Task details:
Scan the material that follows. Copy every line containing the word "this".

━━━ Extracted information

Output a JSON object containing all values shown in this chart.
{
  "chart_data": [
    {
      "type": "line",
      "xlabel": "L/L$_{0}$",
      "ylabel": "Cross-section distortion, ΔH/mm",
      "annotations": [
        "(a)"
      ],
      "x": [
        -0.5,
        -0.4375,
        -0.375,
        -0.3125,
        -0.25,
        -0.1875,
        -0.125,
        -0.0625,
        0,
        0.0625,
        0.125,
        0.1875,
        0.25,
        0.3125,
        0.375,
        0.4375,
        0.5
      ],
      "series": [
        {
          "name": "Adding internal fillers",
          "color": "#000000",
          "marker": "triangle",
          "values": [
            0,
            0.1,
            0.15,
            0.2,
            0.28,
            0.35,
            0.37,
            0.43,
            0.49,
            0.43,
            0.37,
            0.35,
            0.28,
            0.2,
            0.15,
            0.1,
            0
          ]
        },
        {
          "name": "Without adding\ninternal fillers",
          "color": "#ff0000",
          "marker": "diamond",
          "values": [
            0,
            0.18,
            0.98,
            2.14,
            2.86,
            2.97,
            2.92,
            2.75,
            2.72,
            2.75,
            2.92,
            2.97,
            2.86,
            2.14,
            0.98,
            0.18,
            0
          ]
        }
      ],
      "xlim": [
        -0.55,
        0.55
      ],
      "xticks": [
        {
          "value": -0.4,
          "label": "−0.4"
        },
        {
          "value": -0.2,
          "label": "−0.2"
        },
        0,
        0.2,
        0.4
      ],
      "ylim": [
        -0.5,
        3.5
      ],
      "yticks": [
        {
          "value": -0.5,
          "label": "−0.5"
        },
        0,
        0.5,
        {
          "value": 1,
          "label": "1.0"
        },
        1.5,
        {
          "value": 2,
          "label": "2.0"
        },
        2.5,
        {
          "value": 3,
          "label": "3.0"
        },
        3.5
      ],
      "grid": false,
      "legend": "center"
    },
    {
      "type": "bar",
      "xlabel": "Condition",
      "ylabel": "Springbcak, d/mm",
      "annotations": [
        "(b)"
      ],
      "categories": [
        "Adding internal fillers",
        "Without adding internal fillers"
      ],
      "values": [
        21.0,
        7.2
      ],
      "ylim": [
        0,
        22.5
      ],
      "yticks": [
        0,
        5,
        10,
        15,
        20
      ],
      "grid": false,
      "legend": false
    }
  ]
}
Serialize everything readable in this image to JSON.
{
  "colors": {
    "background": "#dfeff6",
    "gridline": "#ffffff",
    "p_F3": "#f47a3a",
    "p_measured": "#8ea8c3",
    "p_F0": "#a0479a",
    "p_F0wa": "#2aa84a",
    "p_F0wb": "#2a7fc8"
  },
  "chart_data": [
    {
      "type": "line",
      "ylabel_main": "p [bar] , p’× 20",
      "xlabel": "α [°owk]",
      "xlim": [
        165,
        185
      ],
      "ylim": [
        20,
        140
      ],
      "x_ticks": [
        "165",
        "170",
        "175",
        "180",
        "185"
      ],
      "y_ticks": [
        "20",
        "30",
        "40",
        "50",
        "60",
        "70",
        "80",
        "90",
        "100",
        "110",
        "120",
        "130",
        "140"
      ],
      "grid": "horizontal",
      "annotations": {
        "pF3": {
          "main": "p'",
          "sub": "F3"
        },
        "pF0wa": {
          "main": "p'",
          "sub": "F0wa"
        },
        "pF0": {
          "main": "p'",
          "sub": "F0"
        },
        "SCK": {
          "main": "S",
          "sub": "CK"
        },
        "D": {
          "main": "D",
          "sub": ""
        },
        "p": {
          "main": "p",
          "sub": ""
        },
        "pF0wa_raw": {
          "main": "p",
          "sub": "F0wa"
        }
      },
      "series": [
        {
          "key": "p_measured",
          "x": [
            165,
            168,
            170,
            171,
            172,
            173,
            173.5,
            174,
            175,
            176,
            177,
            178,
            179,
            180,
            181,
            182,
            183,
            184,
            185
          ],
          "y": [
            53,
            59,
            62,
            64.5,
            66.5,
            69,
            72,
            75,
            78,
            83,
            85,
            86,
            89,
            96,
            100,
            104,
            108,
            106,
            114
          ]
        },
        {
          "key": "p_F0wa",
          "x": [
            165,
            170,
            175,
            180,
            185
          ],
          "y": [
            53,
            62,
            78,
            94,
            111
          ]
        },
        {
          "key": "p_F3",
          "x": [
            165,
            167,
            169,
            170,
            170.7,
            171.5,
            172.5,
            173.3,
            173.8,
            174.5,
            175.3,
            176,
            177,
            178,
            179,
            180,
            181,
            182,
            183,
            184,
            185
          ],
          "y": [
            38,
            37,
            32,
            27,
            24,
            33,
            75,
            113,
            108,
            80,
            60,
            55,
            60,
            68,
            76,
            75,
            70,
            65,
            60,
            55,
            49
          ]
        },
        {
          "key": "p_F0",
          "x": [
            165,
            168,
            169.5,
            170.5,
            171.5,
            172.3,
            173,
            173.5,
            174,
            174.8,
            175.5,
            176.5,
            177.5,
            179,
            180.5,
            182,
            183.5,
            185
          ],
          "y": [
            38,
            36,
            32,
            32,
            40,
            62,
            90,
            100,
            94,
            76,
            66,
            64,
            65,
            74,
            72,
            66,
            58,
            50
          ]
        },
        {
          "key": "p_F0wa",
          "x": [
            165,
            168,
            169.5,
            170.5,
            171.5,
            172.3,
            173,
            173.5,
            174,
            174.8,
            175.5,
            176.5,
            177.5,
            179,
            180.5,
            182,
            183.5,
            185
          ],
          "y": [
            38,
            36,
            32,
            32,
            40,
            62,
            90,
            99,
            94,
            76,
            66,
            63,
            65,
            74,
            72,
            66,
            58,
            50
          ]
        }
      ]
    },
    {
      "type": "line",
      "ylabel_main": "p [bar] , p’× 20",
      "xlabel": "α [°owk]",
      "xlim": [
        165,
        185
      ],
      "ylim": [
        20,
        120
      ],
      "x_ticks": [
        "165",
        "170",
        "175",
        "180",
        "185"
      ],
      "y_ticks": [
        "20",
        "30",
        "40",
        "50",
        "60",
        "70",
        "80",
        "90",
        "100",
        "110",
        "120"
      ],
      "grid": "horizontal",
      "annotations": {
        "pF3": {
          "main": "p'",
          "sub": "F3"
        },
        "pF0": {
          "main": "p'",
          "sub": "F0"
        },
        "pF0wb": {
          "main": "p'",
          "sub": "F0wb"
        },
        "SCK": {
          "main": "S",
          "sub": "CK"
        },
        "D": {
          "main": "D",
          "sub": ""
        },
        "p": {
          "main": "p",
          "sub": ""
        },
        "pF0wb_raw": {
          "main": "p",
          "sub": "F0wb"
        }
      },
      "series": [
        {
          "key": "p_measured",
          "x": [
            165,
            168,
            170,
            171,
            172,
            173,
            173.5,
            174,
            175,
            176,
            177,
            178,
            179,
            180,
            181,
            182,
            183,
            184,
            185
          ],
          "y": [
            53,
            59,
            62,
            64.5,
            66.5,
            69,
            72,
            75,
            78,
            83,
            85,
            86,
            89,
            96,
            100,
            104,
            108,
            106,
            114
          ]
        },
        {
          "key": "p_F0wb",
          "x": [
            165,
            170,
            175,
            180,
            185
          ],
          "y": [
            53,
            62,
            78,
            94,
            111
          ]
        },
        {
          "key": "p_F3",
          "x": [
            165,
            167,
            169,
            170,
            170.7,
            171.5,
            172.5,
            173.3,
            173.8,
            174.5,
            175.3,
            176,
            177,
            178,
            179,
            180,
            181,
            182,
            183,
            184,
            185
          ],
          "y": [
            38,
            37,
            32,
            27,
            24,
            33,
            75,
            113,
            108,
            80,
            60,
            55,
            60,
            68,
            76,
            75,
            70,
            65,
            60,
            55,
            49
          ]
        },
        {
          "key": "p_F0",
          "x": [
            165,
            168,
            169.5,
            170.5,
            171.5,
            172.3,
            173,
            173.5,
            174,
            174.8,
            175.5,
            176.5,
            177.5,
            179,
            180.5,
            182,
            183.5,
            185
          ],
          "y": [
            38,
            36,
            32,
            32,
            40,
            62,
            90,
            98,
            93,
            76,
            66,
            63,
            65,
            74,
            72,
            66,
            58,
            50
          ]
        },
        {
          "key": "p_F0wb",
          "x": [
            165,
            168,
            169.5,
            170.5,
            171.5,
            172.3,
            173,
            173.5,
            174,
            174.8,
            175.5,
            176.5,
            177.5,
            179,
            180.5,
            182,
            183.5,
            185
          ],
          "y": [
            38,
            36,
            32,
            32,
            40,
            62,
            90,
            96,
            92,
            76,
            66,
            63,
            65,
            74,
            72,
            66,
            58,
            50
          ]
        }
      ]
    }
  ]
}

━━━━━━

Correct result:
Output a JSON object containing all values shown in this chart.
Serialize everything readable in this image to JSON.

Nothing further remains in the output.